- **Requirement**: Copy out each line containing "check" from the entries below.

------------

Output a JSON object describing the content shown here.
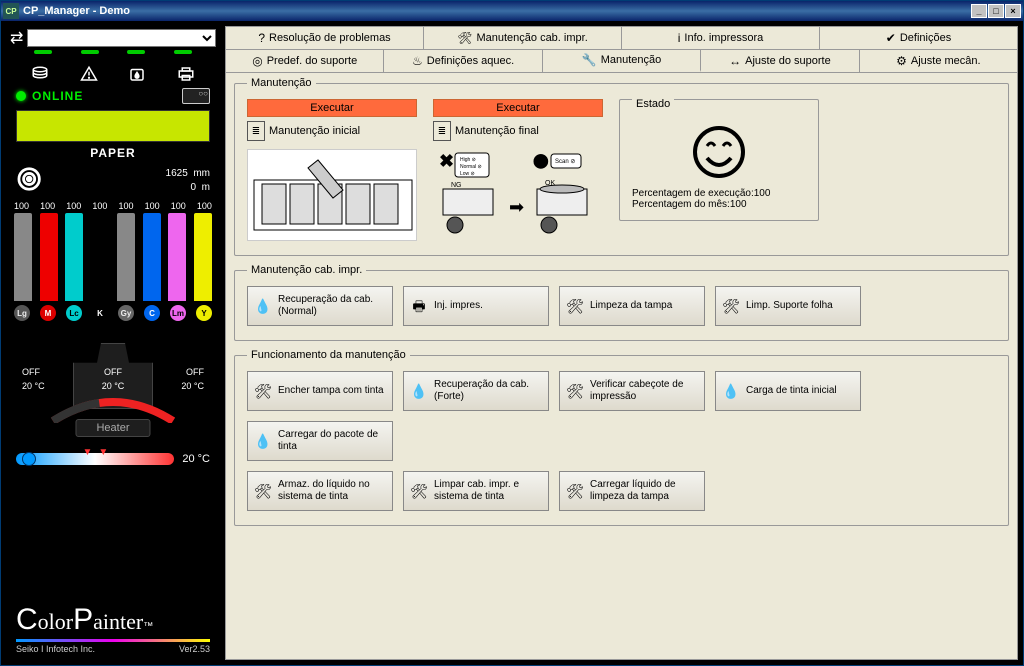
{
  "window": {
    "title": "CP_Manager - Demo"
  },
  "tabs_row1": [
    {
      "icon": "?",
      "label": "Resolução de problemas"
    },
    {
      "icon": "🛠",
      "label": "Manutenção cab. impr."
    },
    {
      "icon": "i",
      "label": "Info. impressora"
    },
    {
      "icon": "✔",
      "label": "Definições"
    }
  ],
  "tabs_row2": [
    {
      "icon": "◎",
      "label": "Predef. do suporte"
    },
    {
      "icon": "♨",
      "label": "Definições aquec."
    },
    {
      "icon": "🔧",
      "label": "Manutenção",
      "active": true
    },
    {
      "icon": "↔",
      "label": "Ajuste do suporte"
    },
    {
      "icon": "⚙",
      "label": "Ajuste mecân."
    }
  ],
  "status": {
    "online": "ONLINE",
    "paper": "PAPER",
    "roll_width": "1625",
    "roll_width_unit": "mm",
    "roll_len": "0",
    "roll_len_unit": "m"
  },
  "ink": {
    "levels": [
      "100",
      "100",
      "100",
      "100",
      "100",
      "100",
      "100",
      "100"
    ],
    "colors": [
      "#888",
      "#e00",
      "#0cc",
      "#000",
      "#888",
      "#06e",
      "#e6e",
      "#ee0"
    ],
    "labels": [
      "Lg",
      "M",
      "Lc",
      "K",
      "Gy",
      "C",
      "Lm",
      "Y"
    ],
    "dot_bg": [
      "#555",
      "#d00",
      "#0cc",
      "#000",
      "#666",
      "#06e",
      "#e6e",
      "#ee0"
    ],
    "dot_fg": [
      "#eee",
      "#fff",
      "#000",
      "#fff",
      "#eee",
      "#fff",
      "#000",
      "#000"
    ]
  },
  "heater": {
    "left_state": "OFF",
    "center_state": "OFF",
    "right_state": "OFF",
    "left_temp": "20 °C",
    "center_temp": "20 °C",
    "right_temp": "20 °C",
    "label": "Heater",
    "slider_temp": "20 °C"
  },
  "logo": {
    "brand": "ColorPainter",
    "company": "Seiko I Infotech Inc.",
    "version": "Ver2.53"
  },
  "maint": {
    "legend": "Manutenção",
    "exec": "Executar",
    "initial": "Manutenção inicial",
    "final": "Manutenção final",
    "estado_legend": "Estado",
    "pct_exec": "Percentagem de execução:100",
    "pct_month": "Percentagem do mês:100"
  },
  "cab": {
    "legend": "Manutenção cab. impr.",
    "b1": "Recuperação da cab. (Normal)",
    "b2": "Inj. impres.",
    "b3": "Limpeza da tampa",
    "b4": "Limp. Suporte folha"
  },
  "func": {
    "legend": "Funcionamento da manutenção",
    "b1": "Encher tampa com tinta",
    "b2": "Recuperação da cab. (Forte)",
    "b3": "Verificar cabeçote de impressão",
    "b4": "Carga de tinta inicial",
    "b5": "Carregar do pacote de tinta",
    "b6": "Armaz. do líquido no sistema de tinta",
    "b7": "Limpar cab. impr. e sistema de tinta",
    "b8": "Carregar líquido de limpeza da tampa"
  }
}
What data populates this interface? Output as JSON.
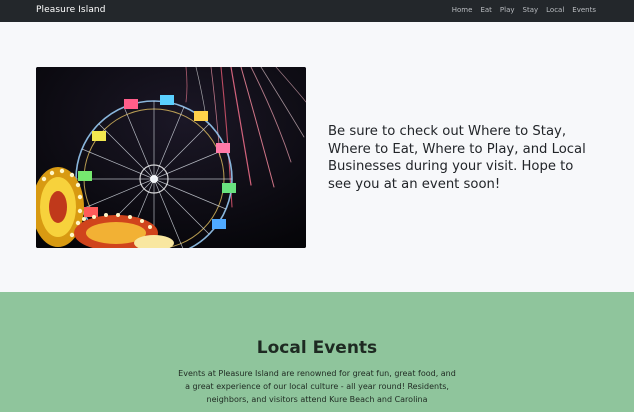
{
  "navbar": {
    "brand": "Pleasure Island",
    "links": [
      "Home",
      "Eat",
      "Play",
      "Stay",
      "Local",
      "Events"
    ]
  },
  "hero": {
    "text": "Be sure to check out Where to Stay, Where to Eat, Where to Play, and Local Businesses during your visit. Hope to see you at an event soon!"
  },
  "events": {
    "title": "Local Events",
    "body": "Events at Pleasure Island are renowned for great fun, great food, and a great experience of our local culture - all year round! Residents, neighbors, and visitors attend Kure Beach and Carolina"
  },
  "colors": {
    "navbar": "#23272b",
    "page_bg": "#f7f8fa",
    "events_bg": "#8fc59c"
  }
}
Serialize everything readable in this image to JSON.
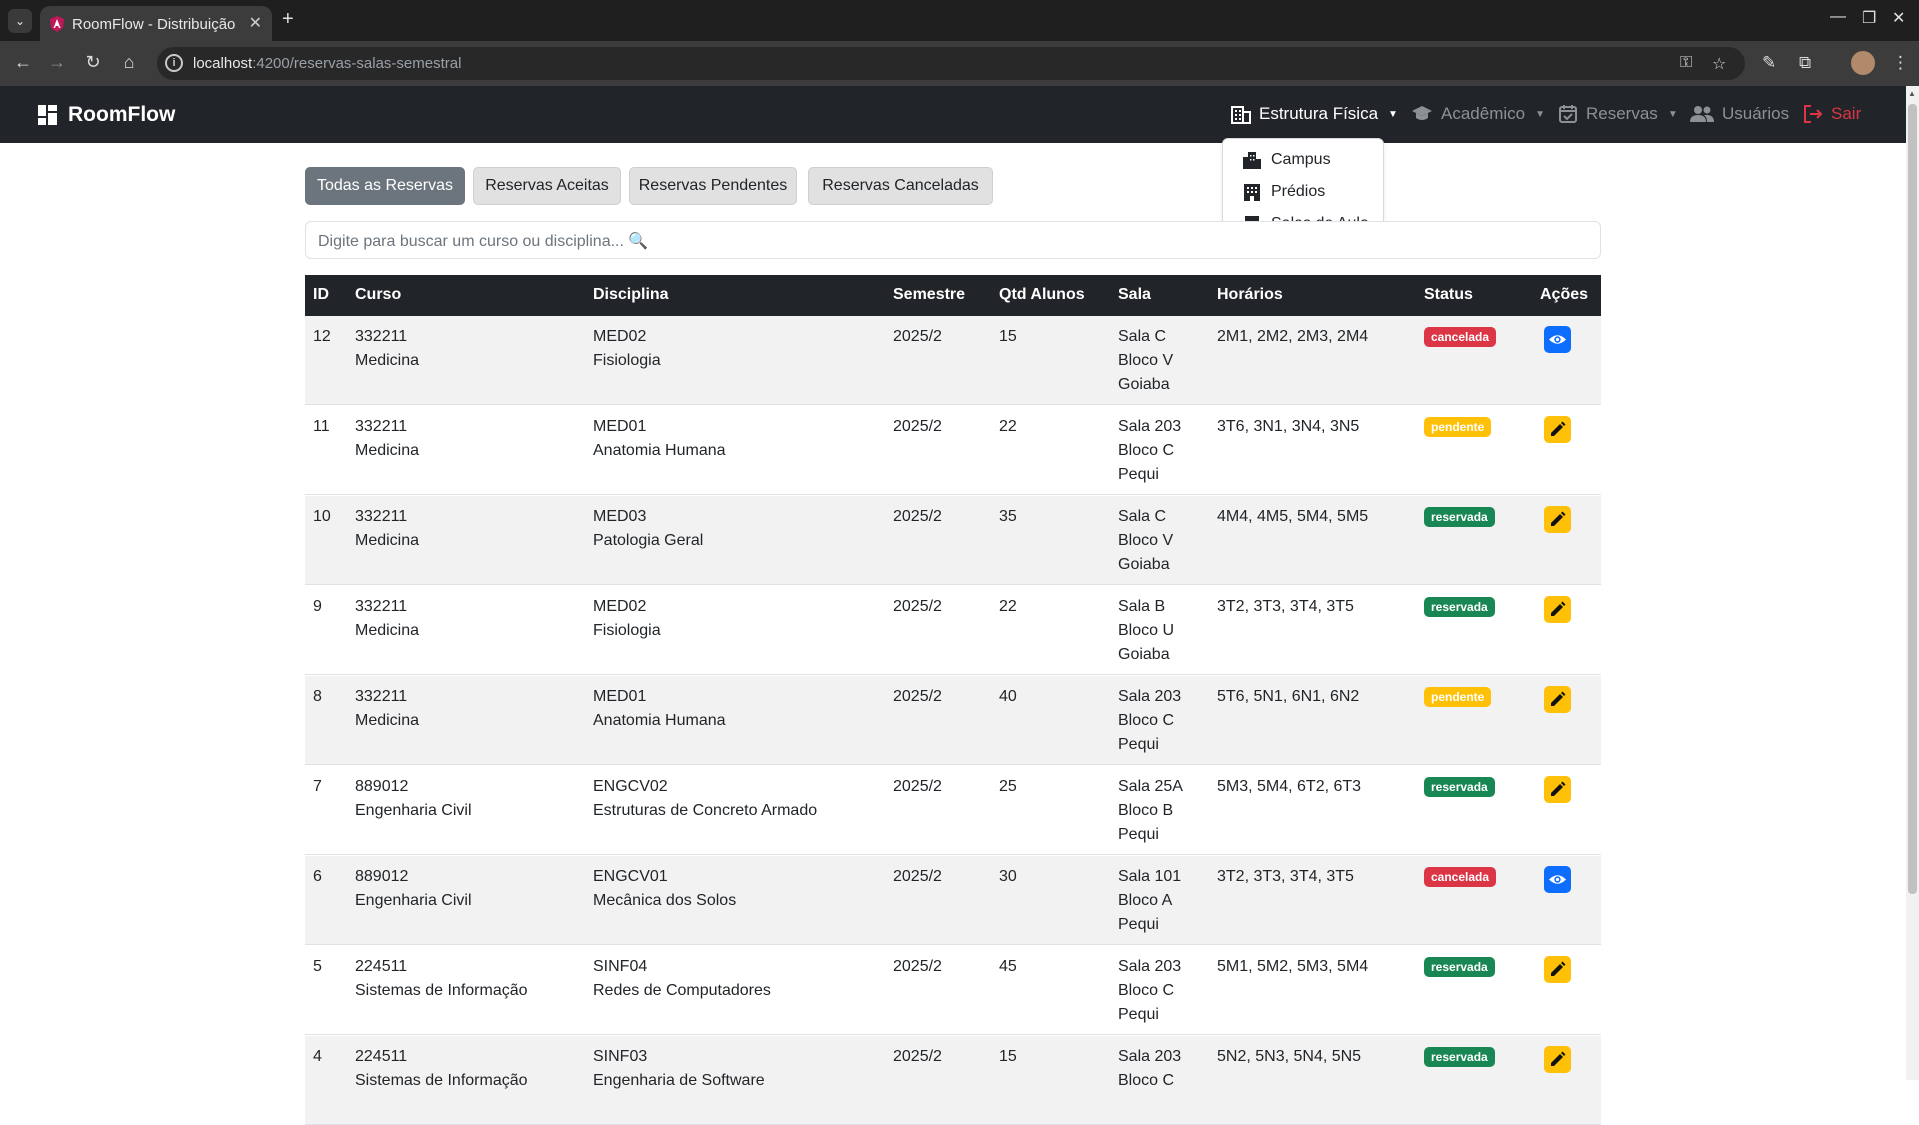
{
  "browser": {
    "tab_title": "RoomFlow - Distribuição",
    "url_host": "localhost",
    "url_path": ":4200/reservas-salas-semestral"
  },
  "navbar": {
    "brand": "RoomFlow",
    "items": [
      {
        "label": "Estrutura Física",
        "icon": "building-icon"
      },
      {
        "label": "Acadêmico",
        "icon": "graduation-cap-icon"
      },
      {
        "label": "Reservas",
        "icon": "calendar-check-icon"
      },
      {
        "label": "Usuários",
        "icon": "users-icon"
      },
      {
        "label": "Sair",
        "icon": "logout-icon"
      }
    ],
    "dropdown": [
      {
        "label": "Campus",
        "icon": "city-icon"
      },
      {
        "label": "Prédios",
        "icon": "building-icon"
      },
      {
        "label": "Salas de Aula",
        "icon": "door-icon"
      }
    ]
  },
  "filters": [
    "Todas as Reservas",
    "Reservas Aceitas",
    "Reservas Pendentes",
    "Reservas Canceladas"
  ],
  "search": {
    "placeholder": "Digite para buscar um curso ou disciplina... 🔍"
  },
  "table": {
    "headers": [
      "ID",
      "Curso",
      "Disciplina",
      "Semestre",
      "Qtd Alunos",
      "Sala",
      "Horários",
      "Status",
      "Ações"
    ],
    "rows": [
      {
        "id": "12",
        "curso_code": "332211",
        "curso_name": "Medicina",
        "disc_code": "MED02",
        "disc_name": "Fisiologia",
        "semestre": "2025/2",
        "qtd": "15",
        "sala": "Sala C",
        "bloco": "Bloco V",
        "campus": "Goiaba",
        "horarios": "2M1, 2M2, 2M3, 2M4",
        "status": "cancelada",
        "action": "view"
      },
      {
        "id": "11",
        "curso_code": "332211",
        "curso_name": "Medicina",
        "disc_code": "MED01",
        "disc_name": "Anatomia Humana",
        "semestre": "2025/2",
        "qtd": "22",
        "sala": "Sala 203",
        "bloco": "Bloco C",
        "campus": "Pequi",
        "horarios": "3T6, 3N1, 3N4, 3N5",
        "status": "pendente",
        "action": "edit"
      },
      {
        "id": "10",
        "curso_code": "332211",
        "curso_name": "Medicina",
        "disc_code": "MED03",
        "disc_name": "Patologia Geral",
        "semestre": "2025/2",
        "qtd": "35",
        "sala": "Sala C",
        "bloco": "Bloco V",
        "campus": "Goiaba",
        "horarios": "4M4, 4M5, 5M4, 5M5",
        "status": "reservada",
        "action": "edit"
      },
      {
        "id": "9",
        "curso_code": "332211",
        "curso_name": "Medicina",
        "disc_code": "MED02",
        "disc_name": "Fisiologia",
        "semestre": "2025/2",
        "qtd": "22",
        "sala": "Sala B",
        "bloco": "Bloco U",
        "campus": "Goiaba",
        "horarios": "3T2, 3T3, 3T4, 3T5",
        "status": "reservada",
        "action": "edit"
      },
      {
        "id": "8",
        "curso_code": "332211",
        "curso_name": "Medicina",
        "disc_code": "MED01",
        "disc_name": "Anatomia Humana",
        "semestre": "2025/2",
        "qtd": "40",
        "sala": "Sala 203",
        "bloco": "Bloco C",
        "campus": "Pequi",
        "horarios": "5T6, 5N1, 6N1, 6N2",
        "status": "pendente",
        "action": "edit"
      },
      {
        "id": "7",
        "curso_code": "889012",
        "curso_name": "Engenharia Civil",
        "disc_code": "ENGCV02",
        "disc_name": "Estruturas de Concreto Armado",
        "semestre": "2025/2",
        "qtd": "25",
        "sala": "Sala 25A",
        "bloco": "Bloco B",
        "campus": "Pequi",
        "horarios": "5M3, 5M4, 6T2, 6T3",
        "status": "reservada",
        "action": "edit"
      },
      {
        "id": "6",
        "curso_code": "889012",
        "curso_name": "Engenharia Civil",
        "disc_code": "ENGCV01",
        "disc_name": "Mecânica dos Solos",
        "semestre": "2025/2",
        "qtd": "30",
        "sala": "Sala 101",
        "bloco": "Bloco A",
        "campus": "Pequi",
        "horarios": "3T2, 3T3, 3T4, 3T5",
        "status": "cancelada",
        "action": "view"
      },
      {
        "id": "5",
        "curso_code": "224511",
        "curso_name": "Sistemas de Informação",
        "disc_code": "SINF04",
        "disc_name": "Redes de Computadores",
        "semestre": "2025/2",
        "qtd": "45",
        "sala": "Sala 203",
        "bloco": "Bloco C",
        "campus": "Pequi",
        "horarios": "5M1, 5M2, 5M3, 5M4",
        "status": "reservada",
        "action": "edit"
      },
      {
        "id": "4",
        "curso_code": "224511",
        "curso_name": "Sistemas de Informação",
        "disc_code": "SINF03",
        "disc_name": "Engenharia de Software",
        "semestre": "2025/2",
        "qtd": "15",
        "sala": "Sala 203",
        "bloco": "Bloco C",
        "campus": "",
        "horarios": "5N2, 5N3, 5N4, 5N5",
        "status": "reservada",
        "action": "edit"
      }
    ]
  },
  "colors": {
    "navbar_bg": "#212529",
    "cancelada": "#dc3545",
    "pendente": "#ffc107",
    "reservada": "#198754",
    "view_button": "#0d6efd",
    "edit_button": "#ffc107"
  }
}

------------

- **Final result**:
    "text": "Be sure to check out Where to Stay, Where to Eat, Where to Play, and Local Businesses during your visit. Hope to see you at an event soon!"
        "icon": "calendar-check-icon"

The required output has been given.